* _Dataset items_
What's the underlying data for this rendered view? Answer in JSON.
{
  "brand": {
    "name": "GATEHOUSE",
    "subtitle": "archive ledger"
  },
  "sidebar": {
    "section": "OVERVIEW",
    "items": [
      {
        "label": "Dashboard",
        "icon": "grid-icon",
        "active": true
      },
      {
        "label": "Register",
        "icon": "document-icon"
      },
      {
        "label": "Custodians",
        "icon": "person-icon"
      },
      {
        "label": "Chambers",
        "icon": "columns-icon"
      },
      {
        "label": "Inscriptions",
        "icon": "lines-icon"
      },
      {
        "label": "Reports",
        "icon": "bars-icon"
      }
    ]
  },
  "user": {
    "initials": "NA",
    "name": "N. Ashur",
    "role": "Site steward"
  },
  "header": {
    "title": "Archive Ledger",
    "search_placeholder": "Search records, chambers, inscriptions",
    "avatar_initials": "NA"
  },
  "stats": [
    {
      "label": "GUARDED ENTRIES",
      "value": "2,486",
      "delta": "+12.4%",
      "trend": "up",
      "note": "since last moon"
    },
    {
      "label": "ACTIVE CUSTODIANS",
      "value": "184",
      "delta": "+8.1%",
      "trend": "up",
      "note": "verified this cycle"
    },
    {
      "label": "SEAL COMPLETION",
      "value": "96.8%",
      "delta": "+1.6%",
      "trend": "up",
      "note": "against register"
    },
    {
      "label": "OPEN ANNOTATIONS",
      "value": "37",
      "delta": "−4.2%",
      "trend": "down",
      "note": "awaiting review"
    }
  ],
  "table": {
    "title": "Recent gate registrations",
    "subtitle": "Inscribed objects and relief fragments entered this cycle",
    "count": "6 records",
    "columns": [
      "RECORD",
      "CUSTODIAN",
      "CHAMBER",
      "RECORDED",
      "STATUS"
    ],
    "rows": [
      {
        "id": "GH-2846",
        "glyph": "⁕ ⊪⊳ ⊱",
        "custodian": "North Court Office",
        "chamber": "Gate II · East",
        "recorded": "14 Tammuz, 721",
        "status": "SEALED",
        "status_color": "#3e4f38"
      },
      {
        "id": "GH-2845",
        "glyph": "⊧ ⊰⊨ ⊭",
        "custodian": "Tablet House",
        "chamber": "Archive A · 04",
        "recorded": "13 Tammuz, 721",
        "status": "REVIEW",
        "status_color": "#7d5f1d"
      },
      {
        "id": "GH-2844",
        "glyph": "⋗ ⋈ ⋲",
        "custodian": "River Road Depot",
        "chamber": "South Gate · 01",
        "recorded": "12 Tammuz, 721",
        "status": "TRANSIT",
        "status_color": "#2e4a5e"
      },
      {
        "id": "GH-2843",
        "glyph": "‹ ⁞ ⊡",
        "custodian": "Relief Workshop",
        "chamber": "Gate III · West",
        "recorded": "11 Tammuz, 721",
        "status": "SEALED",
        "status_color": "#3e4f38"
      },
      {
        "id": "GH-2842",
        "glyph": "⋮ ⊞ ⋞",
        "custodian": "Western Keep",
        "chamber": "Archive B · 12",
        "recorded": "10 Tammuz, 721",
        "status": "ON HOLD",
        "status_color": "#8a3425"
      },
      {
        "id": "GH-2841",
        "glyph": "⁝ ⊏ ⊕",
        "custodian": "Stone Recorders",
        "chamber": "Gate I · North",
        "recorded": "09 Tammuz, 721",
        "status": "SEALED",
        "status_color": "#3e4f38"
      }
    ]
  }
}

* _Goal_
The word "glyph" appears in how many lines of the records? Give the number only.

* _Response below_
6